Dataset entries
** START **

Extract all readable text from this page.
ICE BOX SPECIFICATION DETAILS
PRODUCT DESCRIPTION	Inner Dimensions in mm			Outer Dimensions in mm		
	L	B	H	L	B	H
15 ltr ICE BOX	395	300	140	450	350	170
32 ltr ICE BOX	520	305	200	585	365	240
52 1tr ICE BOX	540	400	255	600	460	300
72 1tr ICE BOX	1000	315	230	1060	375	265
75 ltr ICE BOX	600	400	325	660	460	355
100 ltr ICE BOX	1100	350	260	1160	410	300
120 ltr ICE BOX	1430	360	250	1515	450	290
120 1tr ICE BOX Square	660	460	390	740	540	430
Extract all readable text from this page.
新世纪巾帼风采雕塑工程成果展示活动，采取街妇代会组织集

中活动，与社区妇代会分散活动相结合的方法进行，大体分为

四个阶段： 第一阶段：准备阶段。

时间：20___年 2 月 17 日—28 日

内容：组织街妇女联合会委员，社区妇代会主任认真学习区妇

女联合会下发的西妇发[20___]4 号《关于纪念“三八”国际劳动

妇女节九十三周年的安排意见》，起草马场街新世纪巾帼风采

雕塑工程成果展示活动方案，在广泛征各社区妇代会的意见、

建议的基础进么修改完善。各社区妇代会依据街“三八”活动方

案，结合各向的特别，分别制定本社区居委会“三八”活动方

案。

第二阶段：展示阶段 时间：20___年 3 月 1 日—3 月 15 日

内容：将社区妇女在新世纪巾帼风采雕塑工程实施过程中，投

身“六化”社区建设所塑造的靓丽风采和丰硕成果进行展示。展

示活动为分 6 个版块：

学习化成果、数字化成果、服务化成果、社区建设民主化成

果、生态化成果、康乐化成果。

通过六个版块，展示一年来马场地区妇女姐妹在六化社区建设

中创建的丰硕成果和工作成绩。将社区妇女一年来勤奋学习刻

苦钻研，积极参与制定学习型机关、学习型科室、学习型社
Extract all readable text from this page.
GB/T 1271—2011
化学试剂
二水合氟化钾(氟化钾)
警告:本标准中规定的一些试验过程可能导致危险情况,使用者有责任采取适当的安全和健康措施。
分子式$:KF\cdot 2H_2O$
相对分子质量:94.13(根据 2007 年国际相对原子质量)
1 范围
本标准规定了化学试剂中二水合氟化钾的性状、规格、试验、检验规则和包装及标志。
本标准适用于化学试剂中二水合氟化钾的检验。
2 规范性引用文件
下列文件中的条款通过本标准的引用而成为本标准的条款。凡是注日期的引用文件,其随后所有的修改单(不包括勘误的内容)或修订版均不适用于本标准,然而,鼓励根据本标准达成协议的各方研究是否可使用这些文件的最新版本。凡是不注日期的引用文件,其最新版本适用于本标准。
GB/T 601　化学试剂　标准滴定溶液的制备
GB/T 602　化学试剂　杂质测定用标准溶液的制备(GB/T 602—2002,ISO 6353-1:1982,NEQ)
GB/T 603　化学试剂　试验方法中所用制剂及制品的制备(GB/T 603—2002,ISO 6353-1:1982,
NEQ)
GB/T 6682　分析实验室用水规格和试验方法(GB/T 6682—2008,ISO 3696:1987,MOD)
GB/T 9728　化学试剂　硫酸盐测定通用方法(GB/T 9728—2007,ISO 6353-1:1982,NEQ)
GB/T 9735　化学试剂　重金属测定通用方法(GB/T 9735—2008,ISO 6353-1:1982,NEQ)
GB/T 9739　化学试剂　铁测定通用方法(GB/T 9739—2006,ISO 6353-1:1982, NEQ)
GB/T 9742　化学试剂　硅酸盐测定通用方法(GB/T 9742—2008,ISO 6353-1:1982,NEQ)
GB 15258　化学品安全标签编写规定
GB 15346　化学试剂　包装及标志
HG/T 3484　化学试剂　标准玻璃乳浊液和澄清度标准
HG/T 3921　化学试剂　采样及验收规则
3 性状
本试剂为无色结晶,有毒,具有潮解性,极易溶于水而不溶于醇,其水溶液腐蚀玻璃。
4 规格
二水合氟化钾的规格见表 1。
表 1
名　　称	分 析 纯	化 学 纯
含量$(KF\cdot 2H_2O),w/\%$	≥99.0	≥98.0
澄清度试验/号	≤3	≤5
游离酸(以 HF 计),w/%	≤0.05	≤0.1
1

** END **

> **Problem details**: Every record above must be duplicated exactly.

> **Finished exercise**:
Extract all readable text from this page.
ICE BOX SPECIFICATION DETAILS
PRODUCT DESCRIPTION	Inner Dimensions in mm			Outer Dimensions in mm		
	L	B	H	L	B	H
15 ltr ICE BOX	395	300	140	450	350	170
32 ltr ICE BOX	520	305	200	585	365	240
52 1tr ICE BOX	540	400	255	600	460	300
72 1tr ICE BOX	1000	315	230	1060	375	265
75 ltr ICE BOX	600	400	325	660	460	355
100 ltr ICE BOX	1100	350	260	1160	410	300
120 ltr ICE BOX	1430	360	250	1515	450	290
120 1tr ICE BOX Square	660	460	390	740	540	430
Extract all readable text from this page.
新世纪巾帼风采雕塑工程成果展示活动，采取街妇代会组织集

中活动，与社区妇代会分散活动相结合的方法进行，大体分为

四个阶段： 第一阶段：准备阶段。

时间：20___年 2 月 17 日—28 日

内容：组织街妇女联合会委员，社区妇代会主任认真学习区妇

女联合会下发的西妇发[20___]4 号《关于纪念“三八”国际劳动

妇女节九十三周年的安排意见》，起草马场街新世纪巾帼风采

雕塑工程成果展示活动方案，在广泛征各社区妇代会的意见、

建议的基础进么修改完善。各社区妇代会依据街“三八”活动方

案，结合各向的特别，分别制定本社区居委会“三八”活动方

案。

第二阶段：展示阶段 时间：20___年 3 月 1 日—3 月 15 日

内容：将社区妇女在新世纪巾帼风采雕塑工程实施过程中，投

身“六化”社区建设所塑造的靓丽风采和丰硕成果进行展示。展

示活动为分 6 个版块：

学习化成果、数字化成果、服务化成果、社区建设民主化成

果、生态化成果、康乐化成果。

通过六个版块，展示一年来马场地区妇女姐妹在六化社区建设

中创建的丰硕成果和工作成绩。将社区妇女一年来勤奋学习刻

苦钻研，积极参与制定学习型机关、学习型科室、学习型社
Extract all readable text from this page.
GB/T 1271—2011
化学试剂
二水合氟化钾(氟化钾)
警告:本标准中规定的一些试验过程可能导致危险情况,使用者有责任采取适当的安全和健康措施。
分子式$:KF\cdot 2H_2O$
相对分子质量:94.13(根据 2007 年国际相对原子质量)
1 范围
本标准规定了化学试剂中二水合氟化钾的性状、规格、试验、检验规则和包装及标志。
本标准适用于化学试剂中二水合氟化钾的检验。
2 规范性引用文件
下列文件中的条款通过本标准的引用而成为本标准的条款。凡是注日期的引用文件,其随后所有的修改单(不包括勘误的内容)或修订版均不适用于本标准,然而,鼓励根据本标准达成协议的各方研究是否可使用这些文件的最新版本。凡是不注日期的引用文件,其最新版本适用于本标准。
GB/T 601　化学试剂　标准滴定溶液的制备
GB/T 602　化学试剂　杂质测定用标准溶液的制备(GB/T 602—2002,ISO 6353-1:1982,NEQ)
GB/T 603　化学试剂　试验方法中所用制剂及制品的制备(GB/T 603—2002,ISO 6353-1:1982,
NEQ)
GB/T 6682　分析实验室用水规格和试验方法(GB/T 6682—2008,ISO 3696:1987,MOD)
GB/T 9728　化学试剂　硫酸盐测定通用方法(GB/T 9728—2007,ISO 6353-1:1982,NEQ)
GB/T 9735　化学试剂　重金属测定通用方法(GB/T 9735—2008,ISO 6353-1:1982,NEQ)
GB/T 9739　化学试剂　铁测定通用方法(GB/T 9739—2006,ISO 6353-1:1982, NEQ)
GB/T 9742　化学试剂　硅酸盐测定通用方法(GB/T 9742—2008,ISO 6353-1:1982,NEQ)
GB 15258　化学品安全标签编写规定
GB 15346　化学试剂　包装及标志
HG/T 3484　化学试剂　标准玻璃乳浊液和澄清度标准
HG/T 3921　化学试剂　采样及验收规则
3 性状
本试剂为无色结晶,有毒,具有潮解性,极易溶于水而不溶于醇,其水溶液腐蚀玻璃。
4 规格
二水合氟化钾的规格见表 1。
表 1
名　　称	分 析 纯	化 学 纯
含量$(KF\cdot 2H_2O),w/\%$	≥99.0	≥98.0
澄清度试验/号	≤3	≤5
游离酸(以 HF 计),w/%	≤0.05	≤0.1
1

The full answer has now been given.